Dataset records on visual material
——
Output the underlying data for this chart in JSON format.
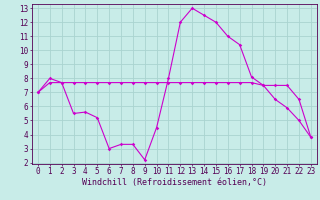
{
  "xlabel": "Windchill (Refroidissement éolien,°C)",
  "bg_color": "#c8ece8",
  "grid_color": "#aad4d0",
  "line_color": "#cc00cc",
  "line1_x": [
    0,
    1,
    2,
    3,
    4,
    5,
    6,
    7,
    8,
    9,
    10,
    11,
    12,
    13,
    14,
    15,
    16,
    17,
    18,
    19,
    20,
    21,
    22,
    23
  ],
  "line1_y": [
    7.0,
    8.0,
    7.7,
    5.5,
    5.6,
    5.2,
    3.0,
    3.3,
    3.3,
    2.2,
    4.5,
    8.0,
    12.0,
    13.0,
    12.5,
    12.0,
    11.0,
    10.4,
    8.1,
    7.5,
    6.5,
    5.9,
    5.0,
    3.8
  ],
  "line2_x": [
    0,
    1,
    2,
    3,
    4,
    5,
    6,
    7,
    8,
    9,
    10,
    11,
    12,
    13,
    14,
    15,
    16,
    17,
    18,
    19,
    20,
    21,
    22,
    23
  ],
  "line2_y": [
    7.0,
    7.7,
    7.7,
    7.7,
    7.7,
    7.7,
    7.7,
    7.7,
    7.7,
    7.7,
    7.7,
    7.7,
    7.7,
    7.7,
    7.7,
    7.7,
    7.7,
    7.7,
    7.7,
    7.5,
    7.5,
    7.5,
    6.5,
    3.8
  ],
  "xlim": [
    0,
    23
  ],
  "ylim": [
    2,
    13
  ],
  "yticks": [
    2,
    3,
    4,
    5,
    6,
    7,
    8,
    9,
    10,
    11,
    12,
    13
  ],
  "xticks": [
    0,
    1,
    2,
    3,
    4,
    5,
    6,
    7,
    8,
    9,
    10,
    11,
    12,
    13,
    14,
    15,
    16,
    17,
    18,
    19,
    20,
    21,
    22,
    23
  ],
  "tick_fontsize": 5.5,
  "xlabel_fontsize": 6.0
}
——
= Written task =
Write out each entry exactly as given, omitting any picture.

= Written solution =
Output the underlying data for this chart in JSON format.
{
  "xlabel": "Windchill (Refroidissement éolien,°C)",
  "bg_color": "#c8ece8",
  "grid_color": "#aad4d0",
  "line_color": "#cc00cc",
  "line1_x": [
    0,
    1,
    2,
    3,
    4,
    5,
    6,
    7,
    8,
    9,
    10,
    11,
    12,
    13,
    14,
    15,
    16,
    17,
    18,
    19,
    20,
    21,
    22,
    23
  ],
  "line1_y": [
    7.0,
    8.0,
    7.7,
    5.5,
    5.6,
    5.2,
    3.0,
    3.3,
    3.3,
    2.2,
    4.5,
    8.0,
    12.0,
    13.0,
    12.5,
    12.0,
    11.0,
    10.4,
    8.1,
    7.5,
    6.5,
    5.9,
    5.0,
    3.8
  ],
  "line2_x": [
    0,
    1,
    2,
    3,
    4,
    5,
    6,
    7,
    8,
    9,
    10,
    11,
    12,
    13,
    14,
    15,
    16,
    17,
    18,
    19,
    20,
    21,
    22,
    23
  ],
  "line2_y": [
    7.0,
    7.7,
    7.7,
    7.7,
    7.7,
    7.7,
    7.7,
    7.7,
    7.7,
    7.7,
    7.7,
    7.7,
    7.7,
    7.7,
    7.7,
    7.7,
    7.7,
    7.7,
    7.7,
    7.5,
    7.5,
    7.5,
    6.5,
    3.8
  ],
  "xlim": [
    0,
    23
  ],
  "ylim": [
    2,
    13
  ],
  "yticks": [
    2,
    3,
    4,
    5,
    6,
    7,
    8,
    9,
    10,
    11,
    12,
    13
  ],
  "xticks": [
    0,
    1,
    2,
    3,
    4,
    5,
    6,
    7,
    8,
    9,
    10,
    11,
    12,
    13,
    14,
    15,
    16,
    17,
    18,
    19,
    20,
    21,
    22,
    23
  ],
  "tick_fontsize": 5.5,
  "xlabel_fontsize": 6.0
}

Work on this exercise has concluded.